**EXTRACTED DATA**
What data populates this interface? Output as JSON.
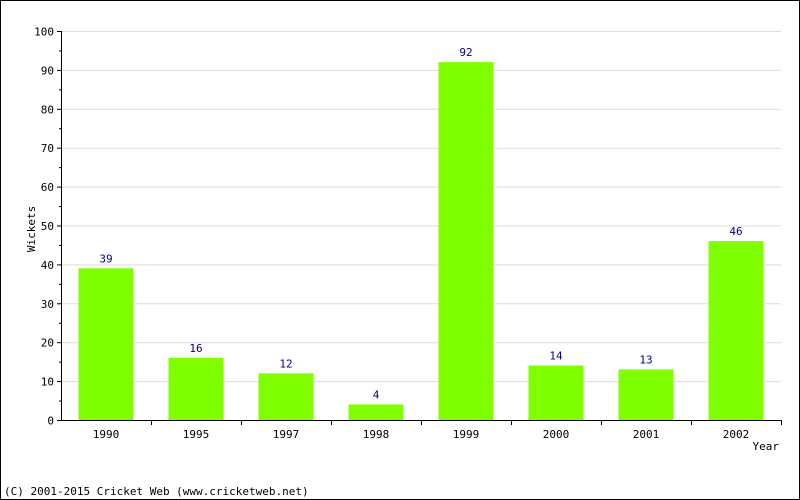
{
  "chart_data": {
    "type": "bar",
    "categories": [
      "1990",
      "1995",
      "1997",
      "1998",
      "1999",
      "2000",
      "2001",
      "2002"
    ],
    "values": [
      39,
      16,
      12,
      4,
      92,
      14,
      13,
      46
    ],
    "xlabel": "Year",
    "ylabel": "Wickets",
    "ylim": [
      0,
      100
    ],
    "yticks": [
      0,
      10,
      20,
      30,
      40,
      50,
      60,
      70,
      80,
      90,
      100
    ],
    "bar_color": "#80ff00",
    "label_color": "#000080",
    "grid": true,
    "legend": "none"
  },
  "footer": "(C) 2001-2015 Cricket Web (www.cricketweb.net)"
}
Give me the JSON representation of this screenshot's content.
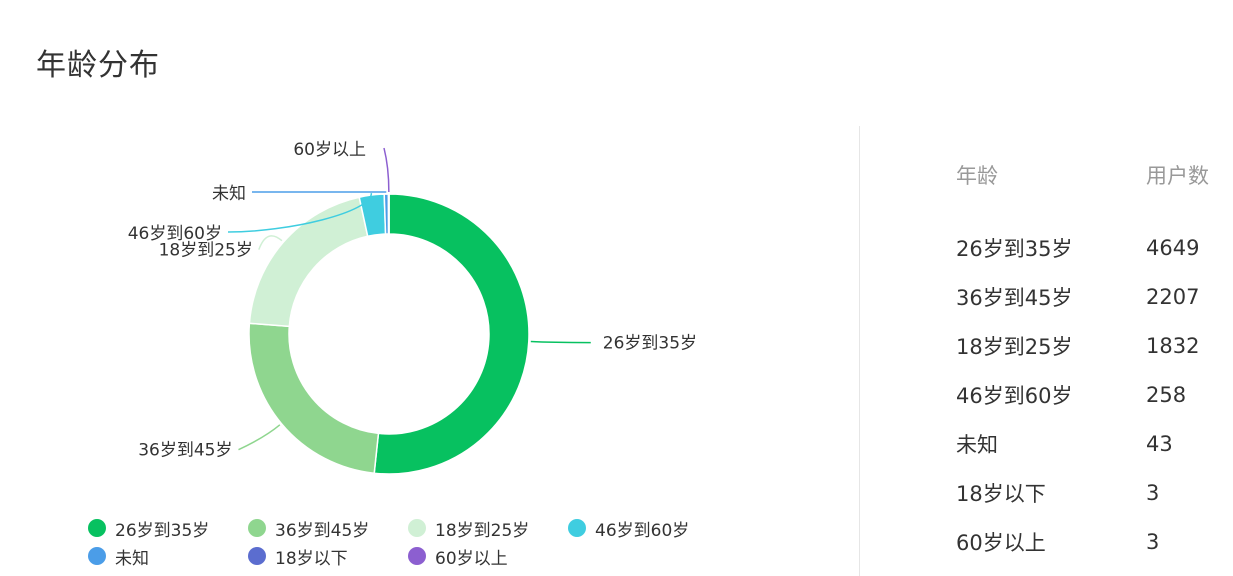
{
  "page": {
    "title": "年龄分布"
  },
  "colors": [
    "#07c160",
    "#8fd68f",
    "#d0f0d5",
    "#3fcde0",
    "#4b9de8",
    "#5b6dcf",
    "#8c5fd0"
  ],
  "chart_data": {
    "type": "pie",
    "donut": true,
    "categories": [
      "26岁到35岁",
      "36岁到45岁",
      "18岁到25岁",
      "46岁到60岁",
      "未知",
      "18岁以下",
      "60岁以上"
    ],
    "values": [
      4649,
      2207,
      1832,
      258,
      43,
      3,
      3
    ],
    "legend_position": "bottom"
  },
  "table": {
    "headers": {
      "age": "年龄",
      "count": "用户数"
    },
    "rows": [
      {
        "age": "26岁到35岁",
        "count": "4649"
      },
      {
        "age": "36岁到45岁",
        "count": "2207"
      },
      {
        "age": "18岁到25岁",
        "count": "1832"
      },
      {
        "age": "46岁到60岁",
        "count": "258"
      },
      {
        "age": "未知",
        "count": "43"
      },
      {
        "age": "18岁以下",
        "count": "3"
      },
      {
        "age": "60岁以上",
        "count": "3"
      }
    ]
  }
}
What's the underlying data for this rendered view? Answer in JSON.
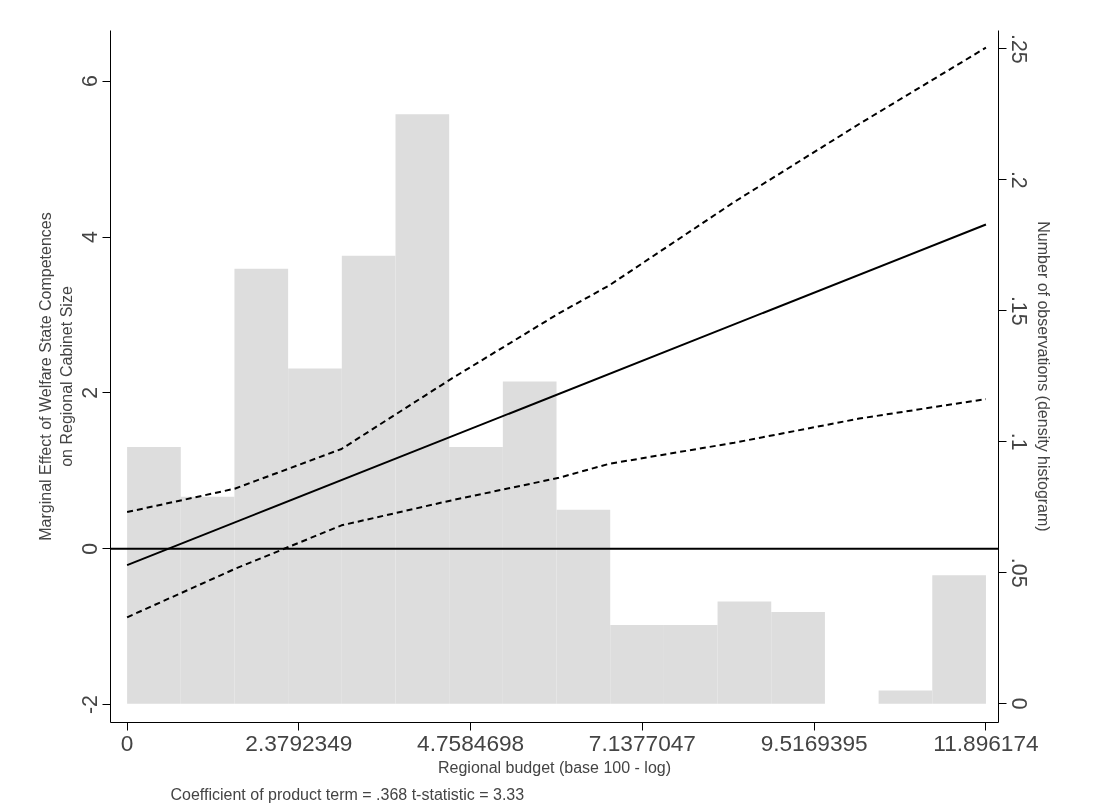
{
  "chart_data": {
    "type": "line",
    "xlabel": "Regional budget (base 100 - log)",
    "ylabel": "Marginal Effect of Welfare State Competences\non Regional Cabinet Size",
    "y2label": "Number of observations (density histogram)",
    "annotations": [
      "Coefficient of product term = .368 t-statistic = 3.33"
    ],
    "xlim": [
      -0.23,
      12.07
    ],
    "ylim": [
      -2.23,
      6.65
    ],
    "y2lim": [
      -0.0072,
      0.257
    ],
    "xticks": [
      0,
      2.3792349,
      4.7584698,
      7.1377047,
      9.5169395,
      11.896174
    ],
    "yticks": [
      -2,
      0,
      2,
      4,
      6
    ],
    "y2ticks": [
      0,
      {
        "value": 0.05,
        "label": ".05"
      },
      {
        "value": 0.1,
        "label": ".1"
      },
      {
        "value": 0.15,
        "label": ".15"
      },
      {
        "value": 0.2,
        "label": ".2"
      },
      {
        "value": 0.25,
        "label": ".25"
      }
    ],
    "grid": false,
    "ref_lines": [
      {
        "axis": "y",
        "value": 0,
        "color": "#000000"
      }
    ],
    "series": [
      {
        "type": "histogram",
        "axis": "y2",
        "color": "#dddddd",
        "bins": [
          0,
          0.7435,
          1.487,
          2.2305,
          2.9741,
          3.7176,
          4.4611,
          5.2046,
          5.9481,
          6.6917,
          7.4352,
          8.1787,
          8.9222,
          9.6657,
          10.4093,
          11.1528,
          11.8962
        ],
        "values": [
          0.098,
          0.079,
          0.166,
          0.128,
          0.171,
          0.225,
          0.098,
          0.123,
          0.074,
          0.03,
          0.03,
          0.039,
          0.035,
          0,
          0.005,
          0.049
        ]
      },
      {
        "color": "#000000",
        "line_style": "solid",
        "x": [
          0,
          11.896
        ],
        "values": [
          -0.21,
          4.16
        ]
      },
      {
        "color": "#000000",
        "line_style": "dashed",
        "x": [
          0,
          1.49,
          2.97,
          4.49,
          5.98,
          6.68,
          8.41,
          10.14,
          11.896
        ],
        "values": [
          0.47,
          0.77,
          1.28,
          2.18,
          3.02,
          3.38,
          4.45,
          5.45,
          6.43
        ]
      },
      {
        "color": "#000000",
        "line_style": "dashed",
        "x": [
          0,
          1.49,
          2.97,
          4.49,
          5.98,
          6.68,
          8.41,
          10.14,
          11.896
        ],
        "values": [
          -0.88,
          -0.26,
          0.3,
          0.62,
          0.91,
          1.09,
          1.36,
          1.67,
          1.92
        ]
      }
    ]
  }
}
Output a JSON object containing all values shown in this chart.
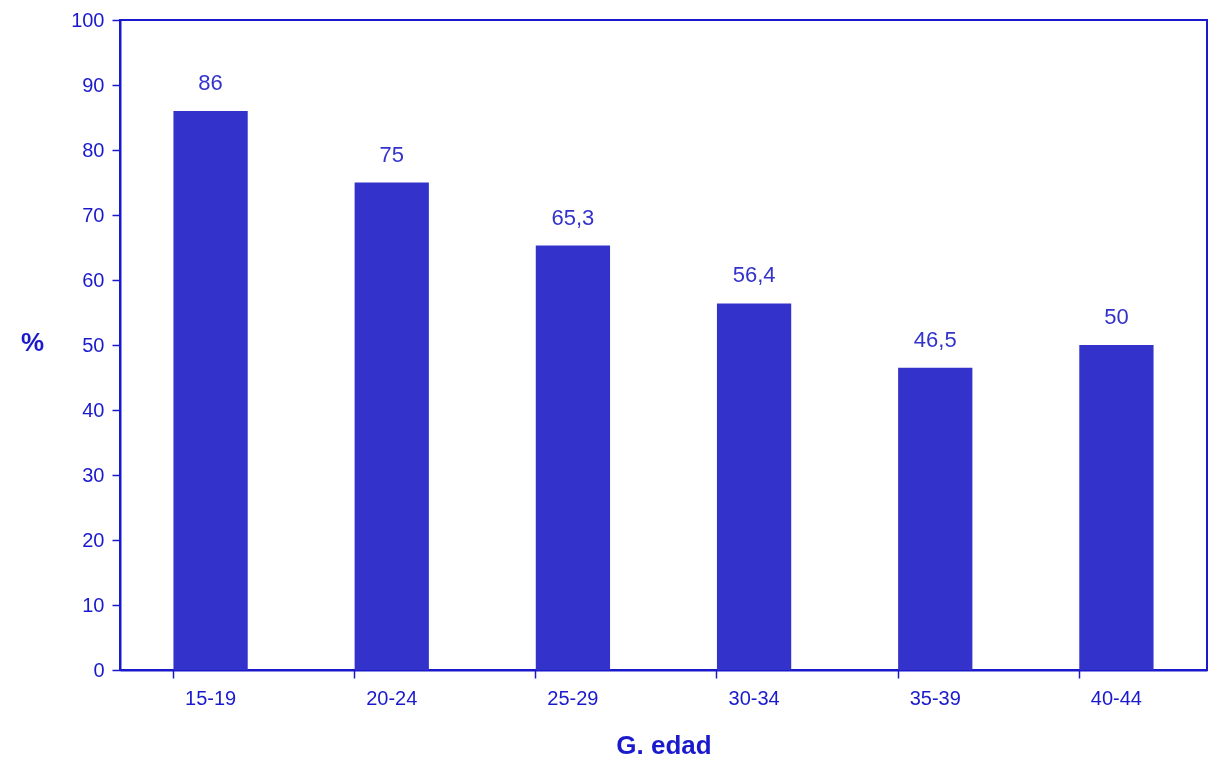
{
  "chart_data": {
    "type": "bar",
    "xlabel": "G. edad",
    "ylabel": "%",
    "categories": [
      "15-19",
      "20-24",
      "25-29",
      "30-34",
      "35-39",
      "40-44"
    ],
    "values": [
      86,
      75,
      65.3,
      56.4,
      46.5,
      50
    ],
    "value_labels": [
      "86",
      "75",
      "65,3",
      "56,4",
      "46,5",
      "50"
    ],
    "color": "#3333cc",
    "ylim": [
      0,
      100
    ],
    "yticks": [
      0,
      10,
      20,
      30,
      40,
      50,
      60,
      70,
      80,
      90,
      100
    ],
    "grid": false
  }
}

**EXERCISE DESCRIPTION**
The material above must be printed exactly, with its pictures left out.

**FULL OUTPUT**
What data populates this interface? Output as JSON.
{
  "chart_data": {
    "type": "bar",
    "categories": [
      "1990",
      "1995",
      "1997",
      "1998",
      "1999",
      "2000",
      "2001",
      "2002"
    ],
    "values": [
      39,
      16,
      12,
      4,
      92,
      14,
      13,
      46
    ],
    "xlabel": "Year",
    "ylabel": "Wickets",
    "ylim": [
      0,
      100
    ],
    "yticks": [
      0,
      10,
      20,
      30,
      40,
      50,
      60,
      70,
      80,
      90,
      100
    ],
    "bar_color": "#80ff00",
    "label_color": "#000080",
    "grid": true,
    "legend": "none"
  },
  "footer": "(C) 2001-2015 Cricket Web (www.cricketweb.net)"
}
Give me the JSON representation of this screenshot's content.
{
  "page": {
    "title": "年龄分布"
  },
  "colors": [
    "#07c160",
    "#8fd68f",
    "#d0f0d5",
    "#3fcde0",
    "#4b9de8",
    "#5b6dcf",
    "#8c5fd0"
  ],
  "chart_data": {
    "type": "pie",
    "donut": true,
    "categories": [
      "26岁到35岁",
      "36岁到45岁",
      "18岁到25岁",
      "46岁到60岁",
      "未知",
      "18岁以下",
      "60岁以上"
    ],
    "values": [
      4649,
      2207,
      1832,
      258,
      43,
      3,
      3
    ],
    "legend_position": "bottom"
  },
  "table": {
    "headers": {
      "age": "年龄",
      "count": "用户数"
    },
    "rows": [
      {
        "age": "26岁到35岁",
        "count": "4649"
      },
      {
        "age": "36岁到45岁",
        "count": "2207"
      },
      {
        "age": "18岁到25岁",
        "count": "1832"
      },
      {
        "age": "46岁到60岁",
        "count": "258"
      },
      {
        "age": "未知",
        "count": "43"
      },
      {
        "age": "18岁以下",
        "count": "3"
      },
      {
        "age": "60岁以上",
        "count": "3"
      }
    ]
  }
}
What's the underlying data for this rendered view? Answer in JSON.
{
  "chart_data": {
    "type": "line",
    "xlabel": "Regional budget (base 100 - log)",
    "ylabel": "Marginal Effect of Welfare State Competences\non Regional Cabinet Size",
    "y2label": "Number of observations (density histogram)",
    "annotations": [
      "Coefficient of product term = .368 t-statistic = 3.33"
    ],
    "xlim": [
      -0.23,
      12.07
    ],
    "ylim": [
      -2.23,
      6.65
    ],
    "y2lim": [
      -0.0072,
      0.257
    ],
    "xticks": [
      0,
      2.3792349,
      4.7584698,
      7.1377047,
      9.5169395,
      11.896174
    ],
    "yticks": [
      -2,
      0,
      2,
      4,
      6
    ],
    "y2ticks": [
      0,
      {
        "value": 0.05,
        "label": ".05"
      },
      {
        "value": 0.1,
        "label": ".1"
      },
      {
        "value": 0.15,
        "label": ".15"
      },
      {
        "value": 0.2,
        "label": ".2"
      },
      {
        "value": 0.25,
        "label": ".25"
      }
    ],
    "grid": false,
    "ref_lines": [
      {
        "axis": "y",
        "value": 0,
        "color": "#000000"
      }
    ],
    "series": [
      {
        "type": "histogram",
        "axis": "y2",
        "color": "#dddddd",
        "bins": [
          0,
          0.7435,
          1.487,
          2.2305,
          2.9741,
          3.7176,
          4.4611,
          5.2046,
          5.9481,
          6.6917,
          7.4352,
          8.1787,
          8.9222,
          9.6657,
          10.4093,
          11.1528,
          11.8962
        ],
        "values": [
          0.098,
          0.079,
          0.166,
          0.128,
          0.171,
          0.225,
          0.098,
          0.123,
          0.074,
          0.03,
          0.03,
          0.039,
          0.035,
          0,
          0.005,
          0.049
        ]
      },
      {
        "color": "#000000",
        "line_style": "solid",
        "x": [
          0,
          11.896
        ],
        "values": [
          -0.21,
          4.16
        ]
      },
      {
        "color": "#000000",
        "line_style": "dashed",
        "x": [
          0,
          1.49,
          2.97,
          4.49,
          5.98,
          6.68,
          8.41,
          10.14,
          11.896
        ],
        "values": [
          0.47,
          0.77,
          1.28,
          2.18,
          3.02,
          3.38,
          4.45,
          5.45,
          6.43
        ]
      },
      {
        "color": "#000000",
        "line_style": "dashed",
        "x": [
          0,
          1.49,
          2.97,
          4.49,
          5.98,
          6.68,
          8.41,
          10.14,
          11.896
        ],
        "values": [
          -0.88,
          -0.26,
          0.3,
          0.62,
          0.91,
          1.09,
          1.36,
          1.67,
          1.92
        ]
      }
    ]
  }
}
Output a JSON object containing all values shown in this chart.
{
  "chart_data": {
    "type": "bar",
    "xlabel": "G. edad",
    "ylabel": "%",
    "categories": [
      "15-19",
      "20-24",
      "25-29",
      "30-34",
      "35-39",
      "40-44"
    ],
    "values": [
      86,
      75,
      65.3,
      56.4,
      46.5,
      50
    ],
    "value_labels": [
      "86",
      "75",
      "65,3",
      "56,4",
      "46,5",
      "50"
    ],
    "color": "#3333cc",
    "ylim": [
      0,
      100
    ],
    "yticks": [
      0,
      10,
      20,
      30,
      40,
      50,
      60,
      70,
      80,
      90,
      100
    ],
    "grid": false
  }
}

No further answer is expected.